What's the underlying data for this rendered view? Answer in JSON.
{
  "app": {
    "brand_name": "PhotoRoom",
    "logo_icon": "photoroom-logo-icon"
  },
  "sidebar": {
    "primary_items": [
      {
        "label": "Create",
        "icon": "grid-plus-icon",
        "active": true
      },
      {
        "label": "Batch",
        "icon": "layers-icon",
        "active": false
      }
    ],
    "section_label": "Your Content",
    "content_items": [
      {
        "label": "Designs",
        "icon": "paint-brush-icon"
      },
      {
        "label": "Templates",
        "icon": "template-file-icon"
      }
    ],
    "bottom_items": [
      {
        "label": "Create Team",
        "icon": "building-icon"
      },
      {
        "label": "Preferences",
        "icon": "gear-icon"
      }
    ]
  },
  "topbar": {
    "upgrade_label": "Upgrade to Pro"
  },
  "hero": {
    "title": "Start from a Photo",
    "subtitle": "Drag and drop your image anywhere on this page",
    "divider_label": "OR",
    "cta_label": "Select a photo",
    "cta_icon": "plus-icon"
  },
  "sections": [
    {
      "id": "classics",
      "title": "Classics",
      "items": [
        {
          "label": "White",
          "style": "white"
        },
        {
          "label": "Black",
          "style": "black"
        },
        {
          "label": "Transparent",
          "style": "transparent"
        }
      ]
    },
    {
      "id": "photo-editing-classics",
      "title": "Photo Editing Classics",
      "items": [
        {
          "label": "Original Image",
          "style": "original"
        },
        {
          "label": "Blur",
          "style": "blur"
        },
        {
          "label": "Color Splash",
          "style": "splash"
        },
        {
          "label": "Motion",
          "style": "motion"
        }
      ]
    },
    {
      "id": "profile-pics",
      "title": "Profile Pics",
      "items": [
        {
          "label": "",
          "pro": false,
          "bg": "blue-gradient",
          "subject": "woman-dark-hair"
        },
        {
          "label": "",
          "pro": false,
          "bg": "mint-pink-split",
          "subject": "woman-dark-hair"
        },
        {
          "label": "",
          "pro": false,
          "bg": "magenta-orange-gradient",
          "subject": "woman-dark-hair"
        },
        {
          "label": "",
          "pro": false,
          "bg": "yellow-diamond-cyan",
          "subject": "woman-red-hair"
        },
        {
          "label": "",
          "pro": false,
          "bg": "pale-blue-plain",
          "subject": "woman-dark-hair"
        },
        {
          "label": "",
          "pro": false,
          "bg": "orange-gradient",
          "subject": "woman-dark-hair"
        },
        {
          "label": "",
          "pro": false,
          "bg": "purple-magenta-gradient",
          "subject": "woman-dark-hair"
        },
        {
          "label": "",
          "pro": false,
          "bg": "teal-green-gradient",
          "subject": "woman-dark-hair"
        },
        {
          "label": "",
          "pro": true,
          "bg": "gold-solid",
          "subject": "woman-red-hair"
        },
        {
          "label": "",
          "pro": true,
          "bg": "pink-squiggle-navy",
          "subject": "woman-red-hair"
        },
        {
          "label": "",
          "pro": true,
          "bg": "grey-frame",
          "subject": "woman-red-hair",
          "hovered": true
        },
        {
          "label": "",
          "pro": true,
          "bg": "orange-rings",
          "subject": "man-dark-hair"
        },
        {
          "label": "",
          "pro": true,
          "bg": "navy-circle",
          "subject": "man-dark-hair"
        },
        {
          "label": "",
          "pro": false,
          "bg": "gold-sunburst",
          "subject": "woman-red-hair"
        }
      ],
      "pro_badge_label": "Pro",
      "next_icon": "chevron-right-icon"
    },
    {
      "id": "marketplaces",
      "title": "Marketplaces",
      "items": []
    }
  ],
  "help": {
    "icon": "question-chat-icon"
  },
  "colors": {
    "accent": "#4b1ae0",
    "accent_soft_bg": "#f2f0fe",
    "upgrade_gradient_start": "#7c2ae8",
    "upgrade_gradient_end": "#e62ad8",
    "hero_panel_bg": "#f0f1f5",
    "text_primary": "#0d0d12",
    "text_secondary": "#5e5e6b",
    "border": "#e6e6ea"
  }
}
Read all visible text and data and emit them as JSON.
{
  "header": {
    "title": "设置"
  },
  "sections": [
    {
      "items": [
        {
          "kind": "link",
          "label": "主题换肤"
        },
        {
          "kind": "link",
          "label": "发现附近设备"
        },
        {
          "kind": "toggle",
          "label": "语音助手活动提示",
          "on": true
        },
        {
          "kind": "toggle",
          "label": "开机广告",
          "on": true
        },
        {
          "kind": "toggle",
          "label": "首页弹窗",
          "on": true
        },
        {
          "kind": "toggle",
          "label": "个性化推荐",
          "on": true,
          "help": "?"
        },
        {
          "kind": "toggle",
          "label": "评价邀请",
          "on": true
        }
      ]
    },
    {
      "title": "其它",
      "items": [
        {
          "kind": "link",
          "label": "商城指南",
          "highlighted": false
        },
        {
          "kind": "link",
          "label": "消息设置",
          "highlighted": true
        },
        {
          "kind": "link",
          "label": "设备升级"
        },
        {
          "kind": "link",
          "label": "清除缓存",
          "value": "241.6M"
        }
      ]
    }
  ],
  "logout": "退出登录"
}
------------------------
▸ **EXERCISE**
Write the entire listing out again, word for word.

▸ **EXERCISE OUTPUT**
What's the underlying data for this rendered view? Answer in JSON.
{
  "app": {
    "brand_name": "PhotoRoom",
    "logo_icon": "photoroom-logo-icon"
  },
  "sidebar": {
    "primary_items": [
      {
        "label": "Create",
        "icon": "grid-plus-icon",
        "active": true
      },
      {
        "label": "Batch",
        "icon": "layers-icon",
        "active": false
      }
    ],
    "section_label": "Your Content",
    "content_items": [
      {
        "label": "Designs",
        "icon": "paint-brush-icon"
      },
      {
        "label": "Templates",
        "icon": "template-file-icon"
      }
    ],
    "bottom_items": [
      {
        "label": "Create Team",
        "icon": "building-icon"
      },
      {
        "label": "Preferences",
        "icon": "gear-icon"
      }
    ]
  },
  "topbar": {
    "upgrade_label": "Upgrade to Pro"
  },
  "hero": {
    "title": "Start from a Photo",
    "subtitle": "Drag and drop your image anywhere on this page",
    "divider_label": "OR",
    "cta_label": "Select a photo",
    "cta_icon": "plus-icon"
  },
  "sections": [
    {
      "id": "classics",
      "title": "Classics",
      "items": [
        {
          "label": "White",
          "style": "white"
        },
        {
          "label": "Black",
          "style": "black"
        },
        {
          "label": "Transparent",
          "style": "transparent"
        }
      ]
    },
    {
      "id": "photo-editing-classics",
      "title": "Photo Editing Classics",
      "items": [
        {
          "label": "Original Image",
          "style": "original"
        },
        {
          "label": "Blur",
          "style": "blur"
        },
        {
          "label": "Color Splash",
          "style": "splash"
        },
        {
          "label": "Motion",
          "style": "motion"
        }
      ]
    },
    {
      "id": "profile-pics",
      "title": "Profile Pics",
      "items": [
        {
          "label": "",
          "pro": false,
          "bg": "blue-gradient",
          "subject": "woman-dark-hair"
        },
        {
          "label": "",
          "pro": false,
          "bg": "mint-pink-split",
          "subject": "woman-dark-hair"
        },
        {
          "label": "",
          "pro": false,
          "bg": "magenta-orange-gradient",
          "subject": "woman-dark-hair"
        },
        {
          "label": "",
          "pro": false,
          "bg": "yellow-diamond-cyan",
          "subject": "woman-red-hair"
        },
        {
          "label": "",
          "pro": false,
          "bg": "pale-blue-plain",
          "subject": "woman-dark-hair"
        },
        {
          "label": "",
          "pro": false,
          "bg": "orange-gradient",
          "subject": "woman-dark-hair"
        },
        {
          "label": "",
          "pro": false,
          "bg": "purple-magenta-gradient",
          "subject": "woman-dark-hair"
        },
        {
          "label": "",
          "pro": false,
          "bg": "teal-green-gradient",
          "subject": "woman-dark-hair"
        },
        {
          "label": "",
          "pro": true,
          "bg": "gold-solid",
          "subject": "woman-red-hair"
        },
        {
          "label": "",
          "pro": true,
          "bg": "pink-squiggle-navy",
          "subject": "woman-red-hair"
        },
        {
          "label": "",
          "pro": true,
          "bg": "grey-frame",
          "subject": "woman-red-hair",
          "hovered": true
        },
        {
          "label": "",
          "pro": true,
          "bg": "orange-rings",
          "subject": "man-dark-hair"
        },
        {
          "label": "",
          "pro": true,
          "bg": "navy-circle",
          "subject": "man-dark-hair"
        },
        {
          "label": "",
          "pro": false,
          "bg": "gold-sunburst",
          "subject": "woman-red-hair"
        }
      ],
      "pro_badge_label": "Pro",
      "next_icon": "chevron-right-icon"
    },
    {
      "id": "marketplaces",
      "title": "Marketplaces",
      "items": []
    }
  ],
  "help": {
    "icon": "question-chat-icon"
  },
  "colors": {
    "accent": "#4b1ae0",
    "accent_soft_bg": "#f2f0fe",
    "upgrade_gradient_start": "#7c2ae8",
    "upgrade_gradient_end": "#e62ad8",
    "hero_panel_bg": "#f0f1f5",
    "text_primary": "#0d0d12",
    "text_secondary": "#5e5e6b",
    "border": "#e6e6ea"
  }
}
Read all visible text and data and emit them as JSON.
{
  "header": {
    "title": "设置"
  },
  "sections": [
    {
      "items": [
        {
          "kind": "link",
          "label": "主题换肤"
        },
        {
          "kind": "link",
          "label": "发现附近设备"
        },
        {
          "kind": "toggle",
          "label": "语音助手活动提示",
          "on": true
        },
        {
          "kind": "toggle",
          "label": "开机广告",
          "on": true
        },
        {
          "kind": "toggle",
          "label": "首页弹窗",
          "on": true
        },
        {
          "kind": "toggle",
          "label": "个性化推荐",
          "on": true,
          "help": "?"
        },
        {
          "kind": "toggle",
          "label": "评价邀请",
          "on": true
        }
      ]
    },
    {
      "title": "其它",
      "items": [
        {
          "kind": "link",
          "label": "商城指南",
          "highlighted": false
        },
        {
          "kind": "link",
          "label": "消息设置",
          "highlighted": true
        },
        {
          "kind": "link",
          "label": "设备升级"
        },
        {
          "kind": "link",
          "label": "清除缓存",
          "value": "241.6M"
        }
      ]
    }
  ],
  "logout": "退出登录"
}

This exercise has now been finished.